DOCUMENT EXTRACT.
--------------------------------------------------

In [1]:
import pandas as pd, numpy as np, pyDbs
from pyDbs import SymMaps as SM
from pyDbs import adj
from scipy import stats
rng = np.random.default_rng(seed = 105)
stats.truncnorm.random_state = rng

# SymMaps

The class is used to navigate problems that take a vector of inputs $x$ and the math behind it that deals with many different variables potentially defined over different indices. 

## Example

As an example, we'll use the optimization problem defined by:
$$\begin{align}
    \max &\sum_{i, t_0\leq t\leq T} \beta_i^{t-t_0} \omega_i \ln\left(c_{i,t}\right) \tag{1} \\
    m_{i,t} &= R_t m_{i,t-1}-c_{i,t} + y_{i,t}, && \forall  i, t_0< t\leq T \tag{2}\\
    m_{i,T} &= m_{i,T-1}, && \forall i, \tag{3} \\ 
\end{align}$$
given $m_{i,0}, y_{i,t}, R_t, \beta_i, \omega_i$.

--------------------------------------------------

SUPPLIED ENTRIES.
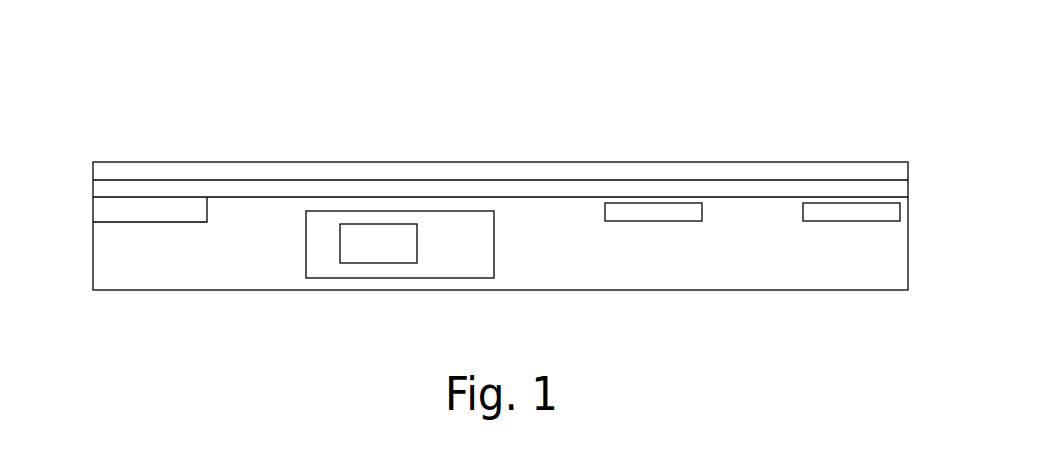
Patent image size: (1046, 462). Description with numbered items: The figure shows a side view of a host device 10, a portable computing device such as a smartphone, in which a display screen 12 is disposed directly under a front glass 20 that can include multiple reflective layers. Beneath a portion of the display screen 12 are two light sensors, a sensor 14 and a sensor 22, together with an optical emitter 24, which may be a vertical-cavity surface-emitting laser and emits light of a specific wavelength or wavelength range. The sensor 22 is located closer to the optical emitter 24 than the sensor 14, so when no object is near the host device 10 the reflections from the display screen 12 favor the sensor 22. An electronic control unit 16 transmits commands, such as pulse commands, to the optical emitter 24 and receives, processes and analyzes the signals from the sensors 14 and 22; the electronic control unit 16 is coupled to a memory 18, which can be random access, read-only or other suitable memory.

The host device 10 is at (862, 124).
The display screen 12 is at (900, 189).
The sensor 14 is at (138, 213).
The electronic control unit 16 is at (483, 257).
The memory 18 is at (377, 252).
The front glass 20 is at (787, 168).
The sensor 22 is at (642, 212).
The optical emitter 24 is at (838, 212).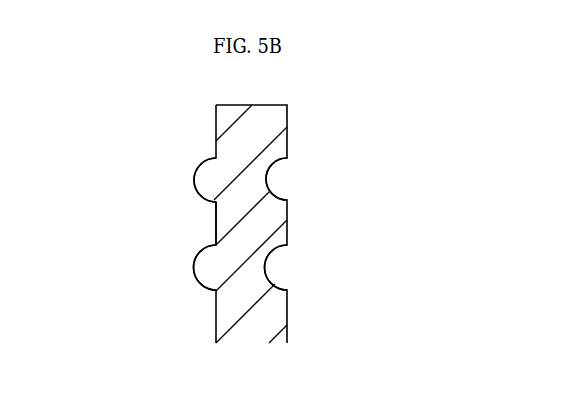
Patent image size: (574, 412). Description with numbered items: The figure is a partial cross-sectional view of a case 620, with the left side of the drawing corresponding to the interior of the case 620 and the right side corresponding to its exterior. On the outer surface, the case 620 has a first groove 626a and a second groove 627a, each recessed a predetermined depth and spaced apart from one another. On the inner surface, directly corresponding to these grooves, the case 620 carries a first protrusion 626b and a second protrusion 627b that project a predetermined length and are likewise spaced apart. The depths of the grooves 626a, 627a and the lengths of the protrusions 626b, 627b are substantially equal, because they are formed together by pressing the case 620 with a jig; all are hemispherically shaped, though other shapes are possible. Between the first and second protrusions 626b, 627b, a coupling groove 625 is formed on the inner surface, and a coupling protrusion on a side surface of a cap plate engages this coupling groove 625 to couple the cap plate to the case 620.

The case 620 is at (273, 122).
The coupling groove 625 is at (202, 226).
The first groove 626a is at (278, 185).
The first protrusion 626b is at (206, 178).
The second groove 627a is at (278, 272).
The second protrusion 627b is at (206, 262).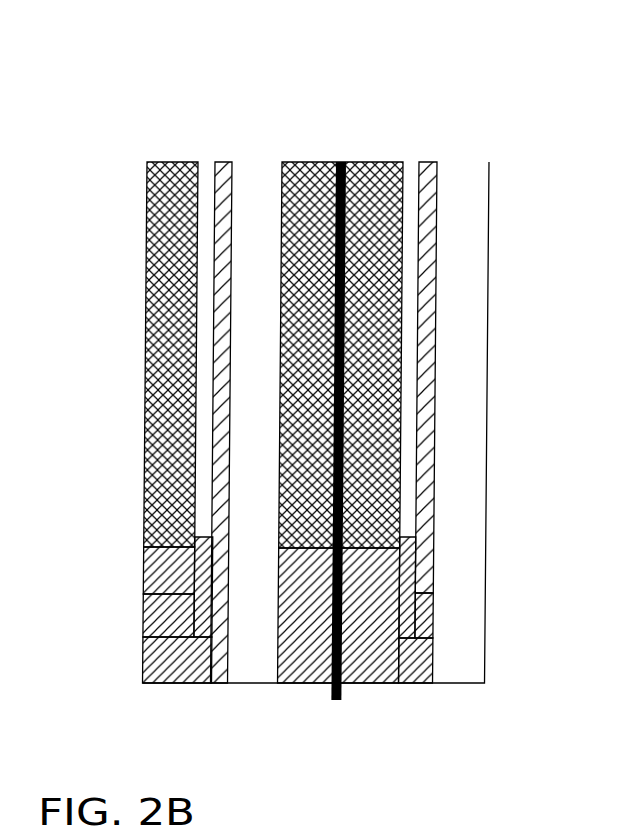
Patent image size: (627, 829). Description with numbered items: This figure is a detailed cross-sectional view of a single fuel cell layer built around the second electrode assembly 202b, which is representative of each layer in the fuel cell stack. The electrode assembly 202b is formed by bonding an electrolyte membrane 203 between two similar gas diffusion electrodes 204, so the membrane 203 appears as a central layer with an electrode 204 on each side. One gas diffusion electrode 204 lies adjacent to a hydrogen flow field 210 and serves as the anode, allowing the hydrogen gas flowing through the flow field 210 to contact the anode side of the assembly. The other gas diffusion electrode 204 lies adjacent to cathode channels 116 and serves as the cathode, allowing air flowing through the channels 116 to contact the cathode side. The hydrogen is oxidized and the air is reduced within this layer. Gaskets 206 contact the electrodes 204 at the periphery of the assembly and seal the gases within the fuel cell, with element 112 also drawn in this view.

The electrode layer 204 is at (310, 170).
The current collector 203 is at (340, 167).
The separator plate 112 is at (218, 330).
The seal portion 206 is at (292, 662).
The flow channel 210 is at (409, 490).
The gas passage 116 is at (249, 597).
The electrochemical cell stack 202b is at (393, 693).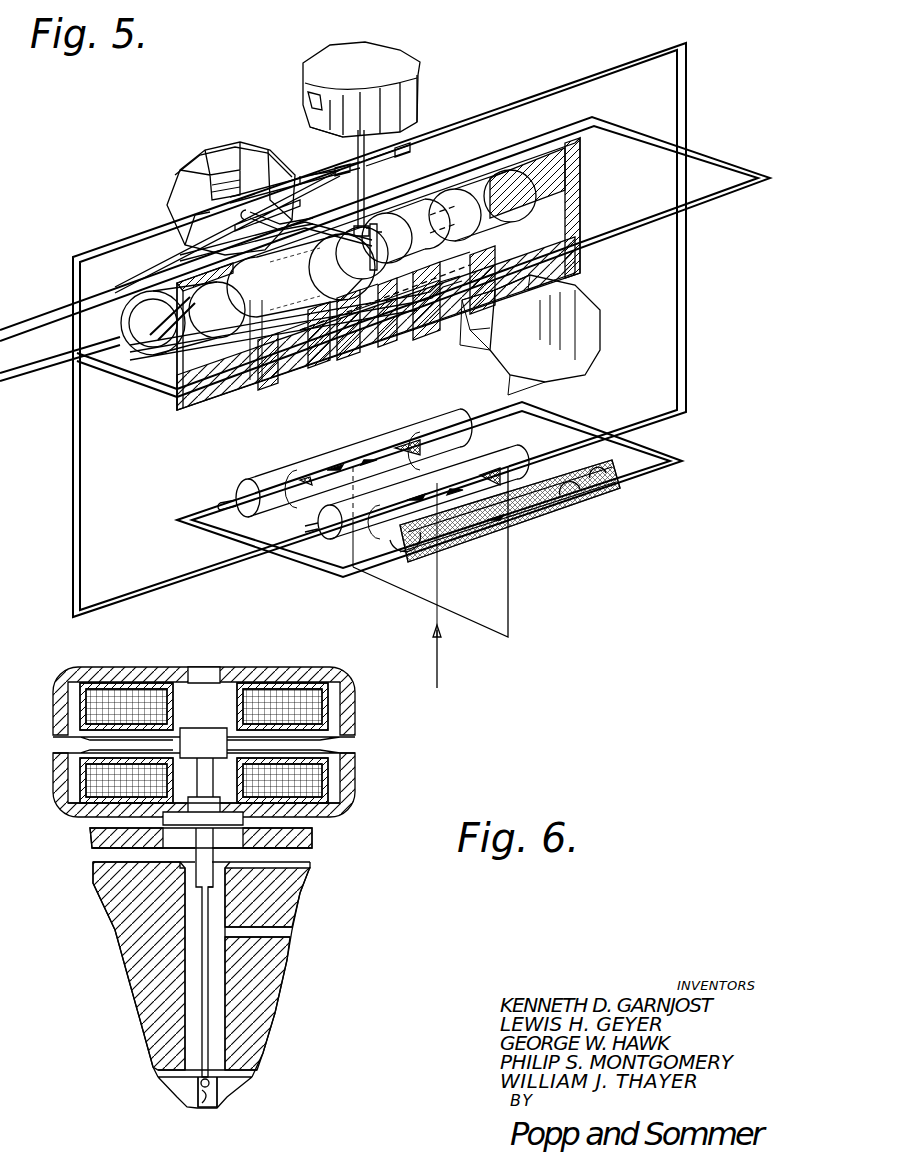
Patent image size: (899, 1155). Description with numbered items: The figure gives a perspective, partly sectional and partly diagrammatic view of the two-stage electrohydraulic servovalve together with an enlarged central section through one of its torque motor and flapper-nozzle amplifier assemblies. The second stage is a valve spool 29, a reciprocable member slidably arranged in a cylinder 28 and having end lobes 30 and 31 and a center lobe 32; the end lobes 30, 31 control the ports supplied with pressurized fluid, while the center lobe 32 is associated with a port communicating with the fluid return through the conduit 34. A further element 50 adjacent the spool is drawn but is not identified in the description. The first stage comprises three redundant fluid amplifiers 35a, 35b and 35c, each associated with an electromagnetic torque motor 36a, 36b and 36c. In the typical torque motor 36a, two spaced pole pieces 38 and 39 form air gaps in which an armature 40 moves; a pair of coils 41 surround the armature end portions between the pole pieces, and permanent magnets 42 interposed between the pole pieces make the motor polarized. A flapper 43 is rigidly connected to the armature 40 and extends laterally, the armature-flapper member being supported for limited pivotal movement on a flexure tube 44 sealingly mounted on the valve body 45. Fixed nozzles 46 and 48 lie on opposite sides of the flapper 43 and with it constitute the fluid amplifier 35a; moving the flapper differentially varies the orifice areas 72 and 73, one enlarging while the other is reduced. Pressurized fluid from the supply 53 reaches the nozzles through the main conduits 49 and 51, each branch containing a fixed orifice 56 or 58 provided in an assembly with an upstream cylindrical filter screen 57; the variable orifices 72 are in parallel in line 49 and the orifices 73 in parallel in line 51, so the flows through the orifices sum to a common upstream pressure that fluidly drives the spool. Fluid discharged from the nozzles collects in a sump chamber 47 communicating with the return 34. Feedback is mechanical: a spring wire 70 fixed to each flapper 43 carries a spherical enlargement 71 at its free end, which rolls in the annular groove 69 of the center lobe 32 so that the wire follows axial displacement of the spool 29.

In FIG. 5, the cylinder 28 is at (121, 318).
In FIG. 5, the valve spool 29 is at (409, 218).
In FIG. 6, the valve spool 29 is at (160, 1094).
In FIG. 5, the end lobe 30 is at (275, 272).
In FIG. 5, the end lobe 31 is at (485, 205).
In FIG. 5, the center lobe 32 is at (406, 231).
In FIG. 6, the center lobe 32 is at (243, 1090).
In FIG. 6, the return conduit 34 is at (282, 936).
In FIG. 5, the fluid amplifier 35a is at (282, 216).
In FIG. 6, the fluid amplifier 35a is at (316, 887).
In FIG. 5, the fluid amplifier 35b is at (372, 168).
In FIG. 5, the fluid amplifier 35c is at (446, 322).
In FIG. 5, the electromagnetic torque motor 36a is at (177, 172).
In FIG. 6, the electromagnetic torque motor 36a is at (265, 667).
In FIG. 5, the electromagnetic torque motor 36b is at (419, 46).
In FIG. 5, the electromagnetic torque motor 36c is at (603, 306).
In FIG. 6, the pole piece 38 is at (138, 672).
In FIG. 6, the pole piece 39 is at (80, 820).
In FIG. 6, the armature 40 is at (355, 750).
In FIG. 6, the coils 41 is at (236, 712).
In FIG. 5, the permanent magnet 42 is at (262, 160).
In FIG. 5, the flapper 43 is at (357, 200).
In FIG. 6, the flapper 43 is at (214, 890).
In FIG. 6, the flexure tube 44 is at (196, 790).
In FIG. 6, the valve body 45 is at (316, 838).
In FIG. 5, the fixed nozzle 46 is at (345, 160).
In FIG. 6, the fixed nozzle 46 is at (150, 864).
In FIG. 6, the sump chamber 47 is at (185, 1005).
In FIG. 5, the fixed nozzle 48 is at (413, 148).
In FIG. 6, the fixed nozzle 48 is at (262, 864).
In FIG. 5, the conduit 49 is at (73, 490).
In FIG. 5, the disk 50 is at (192, 308).
In FIG. 5, the conduit 51 is at (687, 312).
In FIG. 5, the pressurized fluid supply 53 is at (436, 655).
In FIG. 5, the fixed orifice 56 is at (405, 570).
In FIG. 5, the cylindrical filter screen 57 is at (374, 472).
In FIG. 5, the fixed orifice 58 is at (575, 505).
In FIG. 5, the annular groove 69 is at (362, 263).
In FIG. 6, the annular groove 69 is at (192, 1110).
In FIG. 5, the mechanical force feedback element 70 is at (366, 183).
In FIG. 6, the mechanical force feedback element 70 is at (208, 962).
In FIG. 5, the spherical enlargement 71 is at (375, 224).
In FIG. 6, the spherical enlargement 71 is at (215, 1100).
In FIG. 6, the variable orifice 72 is at (192, 855).
In FIG. 6, the variable orifice 73 is at (212, 855).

--------------------------------------------------

PROBLEM SET.
• a. What seed value does the SymMaps text pass to the random number generator?
• b. Quote the SymMaps text from "The class is" to "over different indices.".
Rely only on the SymMaps text, not the rows.

COMPLETE ANSWERS.
• a. The seed is 105.

• b.
The class is used to navigate problems that take a vector of inputs $x$ and the math behind it that deals with many different variables potentially defined over different indices.